*YOUR TASK*. What is the number of lines containing "perturbar"? Give only that number.

*DATA RECORDS*.
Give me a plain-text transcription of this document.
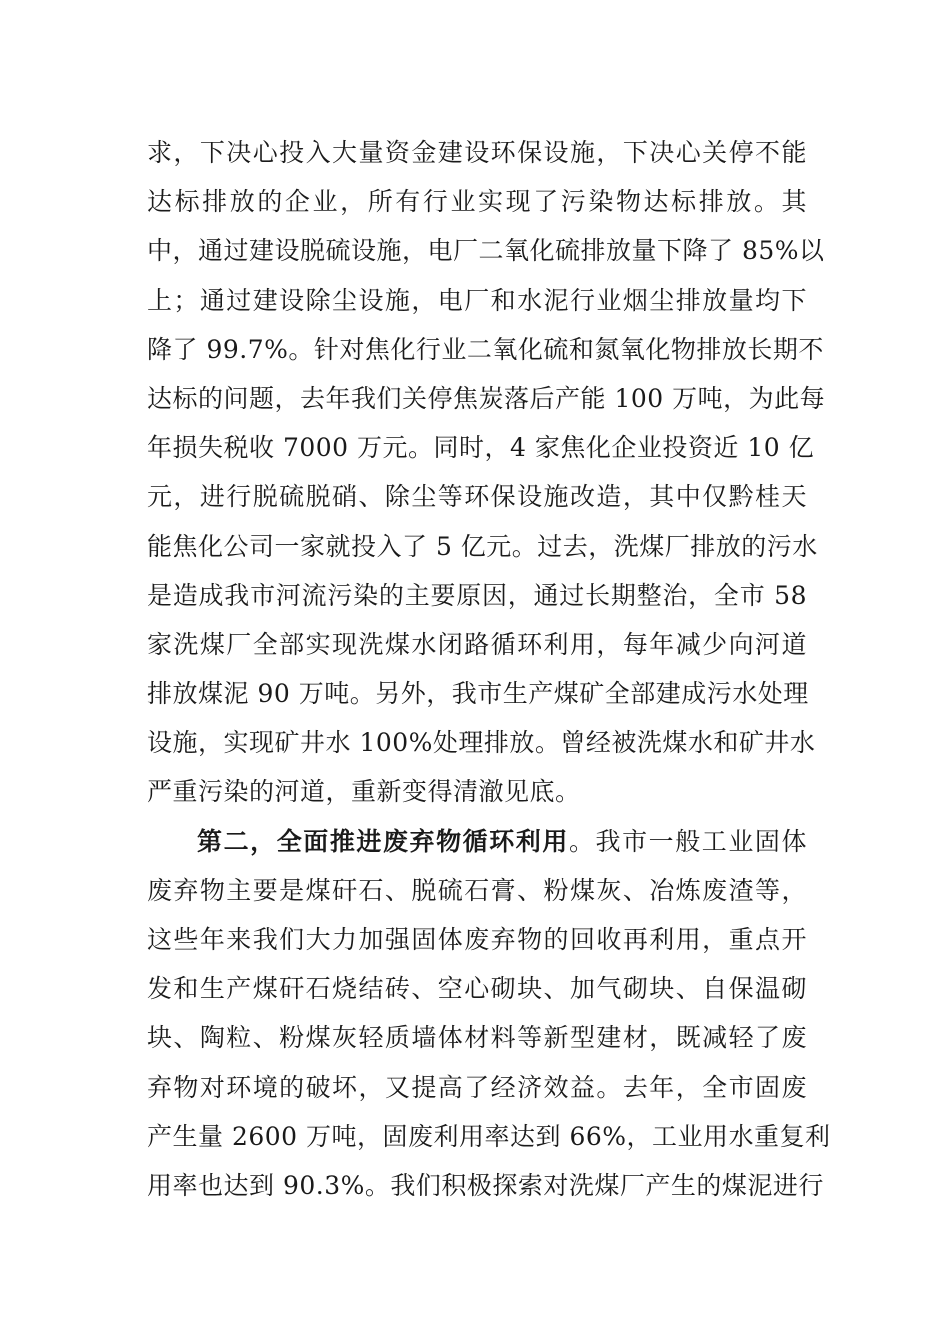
求，下决心投入大量资金建设环保设施，下决心关停不能
达标排放的企业，所有行业实现了污染物达标排放。其
中，通过建设脱硫设施，电厂二氧化硫排放量下降了 85%以
上；通过建设除尘设施，电厂和水泥行业烟尘排放量均下
降了 99.7%。针对焦化行业二氧化硫和氮氧化物排放长期不
达标的问题，去年我们关停焦炭落后产能 100 万吨，为此每
年损失税收 7000 万元。同时，4 家焦化企业投资近 10 亿
元，进行脱硫脱硝、除尘等环保设施改造，其中仅黔桂天
能焦化公司一家就投入了 5 亿元。过去，洗煤厂排放的污水
是造成我市河流污染的主要原因，通过长期整治，全市 58
家洗煤厂全部实现洗煤水闭路循环利用，每年减少向河道
排放煤泥 90 万吨。另外，我市生产煤矿全部建成污水处理
设施，实现矿井水 100%处理排放。曾经被洗煤水和矿井水
严重污染的河道，重新变得清澈见底。
第二，全面推进废弃物循环利用。我市一般工业固体
废弃物主要是煤矸石、脱硫石膏、粉煤灰、冶炼废渣等，
这些年来我们大力加强固体废弃物的回收再利用，重点开
发和生产煤矸石烧结砖、空心砌块、加气砌块、自保温砌
块、陶粒、粉煤灰轻质墙体材料等新型建材，既减轻了废
弃物对环境的破坏，又提高了经济效益。去年，全市固废
产生量 2600 万吨，固废利用率达到 66%，工业用水重复利
用率也达到 90.3%。我们积极探索对洗煤厂产生的煤泥进行
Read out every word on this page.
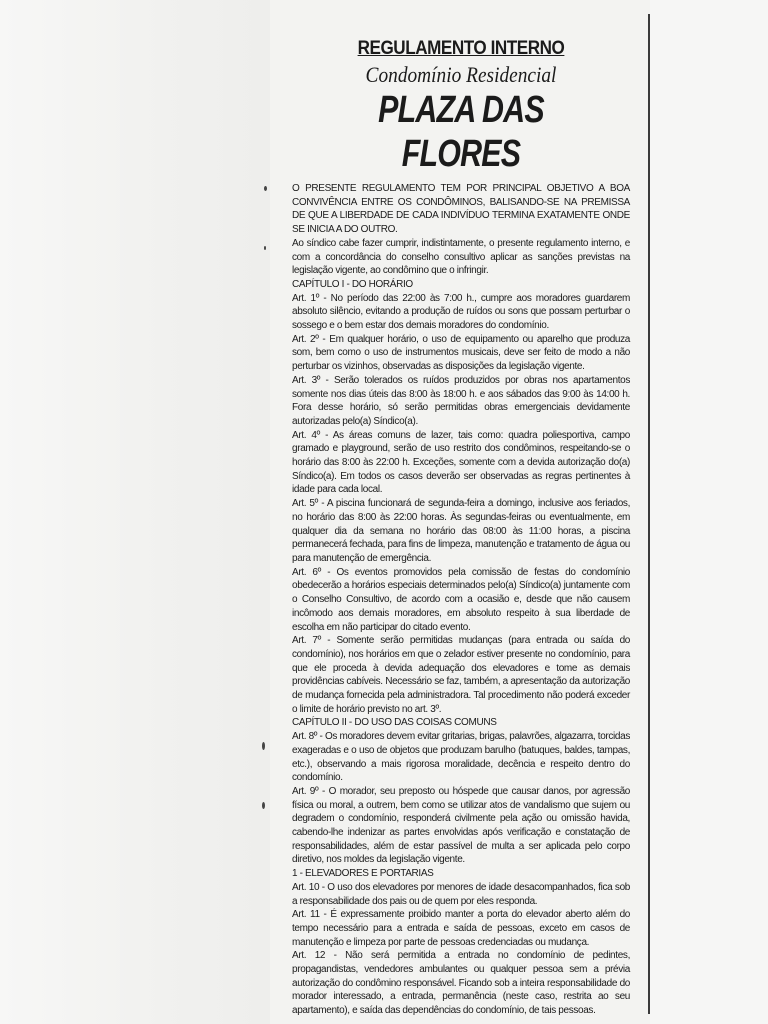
REGULAMENTO INTERNO

Condomínio Residencial

PLAZA DAS FLORES

O PRESENTE REGULAMENTO TEM POR PRINCIPAL OBJETIVO A BOA CONVIVÊNCIA ENTRE OS CONDÔMINOS, BALISANDO-SE NA PREMISSA DE QUE A LIBERDADE DE CADA INDIVÍDUO TERMINA EXATAMENTE ONDE SE INICIA A DO OUTRO.

Ao síndico cabe fazer cumprir, indistintamente, o presente regulamento interno, e com a concordância do conselho consultivo aplicar as sanções previstas na legislação vigente, ao condômino que o infringir.

CAPÍTULO I - DO HORÁRIO

Art. 1º - No período das 22:00 às 7:00 h., cumpre aos moradores guardarem absoluto silêncio, evitando a produção de ruídos ou sons que possam perturbar o sossego e o bem estar dos demais moradores do condomínio.

Art. 2º - Em qualquer horário, o uso de equipamento ou aparelho que produza som, bem como o uso de instrumentos musicais, deve ser feito de modo a não perturbar os vizinhos, observadas as disposições da legislação vigente.

Art. 3º - Serão tolerados os ruídos produzidos por obras nos apartamentos somente nos dias úteis das 8:00 às 18:00 h. e aos sábados das 9:00 às 14:00 h. Fora desse horário, só serão permitidas obras emergenciais devidamente autorizadas pelo(a) Síndico(a).

Art. 4º - As áreas comuns de lazer, tais como: quadra poliesportiva, campo gramado e playground, serão de uso restrito dos condôminos, respeitando-se o horário das 8:00 às 22:00 h. Exceções, somente com a devida autorização do(a) Síndico(a). Em todos os casos deverão ser observadas as regras pertinentes à idade para cada local.

Art. 5º - A piscina funcionará de segunda-feira a domingo, inclusive aos feriados, no horário das 8:00 às 22:00 horas. Às segundas-feiras ou eventualmente, em qualquer dia da semana no horário das 08:00 às 11:00 horas, a piscina permanecerá fechada, para fins de limpeza, manutenção e tratamento de água ou para manutenção de emergência.

Art. 6º - Os eventos promovidos pela comissão de festas do condomínio obedecerão a horários especiais determinados pelo(a) Síndico(a) juntamente com o Conselho Consultivo, de acordo com a ocasião e, desde que não causem incômodo aos demais moradores, em absoluto respeito à sua liberdade de escolha em não participar do citado evento.

Art. 7º - Somente serão permitidas mudanças (para entrada ou saída do condomínio), nos horários em que o zelador estiver presente no condomínio, para que ele proceda à devida adequação dos elevadores e tome as demais providências cabíveis. Necessário se faz, também, a apresentação da autorização de mudança fornecida pela administradora. Tal procedimento não poderá exceder o limite de horário previsto no art. 3º.

CAPÍTULO II - DO USO DAS COISAS COMUNS

Art. 8º - Os moradores devem evitar gritarias, brigas, palavrões, algazarra, torcidas exageradas e o uso de objetos que produzam barulho (batuques, baldes, tampas, etc.), observando a mais rigorosa moralidade, decência e respeito dentro do condomínio.

Art. 9º - O morador, seu preposto ou hóspede que causar danos, por agressão física ou moral, a outrem, bem como se utilizar atos de vandalismo que sujem ou degradem o condomínio, responderá civilmente pela ação ou omissão havida, cabendo-lhe indenizar as partes envolvidas após verificação e constatação de responsabilidades, além de estar passível de multa a ser aplicada pelo corpo diretivo, nos moldes da legislação vigente.

1 - ELEVADORES E PORTARIAS

Art. 10 - O uso dos elevadores por menores de idade desacompanhados, fica sob a responsabilidade dos pais ou de quem por eles responda.

Art. 11 - É expressamente proibido manter a porta do elevador aberto além do tempo necessário para a entrada e saída de pessoas, exceto em casos de manutenção e limpeza por parte de pessoas credenciadas ou mudança.

Art. 12 - Não será permitida a entrada no condomínio de pedintes, propagandistas, vendedores ambulantes ou qualquer pessoa sem a prévia autorização do condômino responsável. Ficando sob a inteira responsabilidade do morador interessado, a entrada, permanência (neste caso, restrita ao seu apartamento), e saída das dependências do condomínio, de tais pessoas.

*COMPLETED TASK*. 2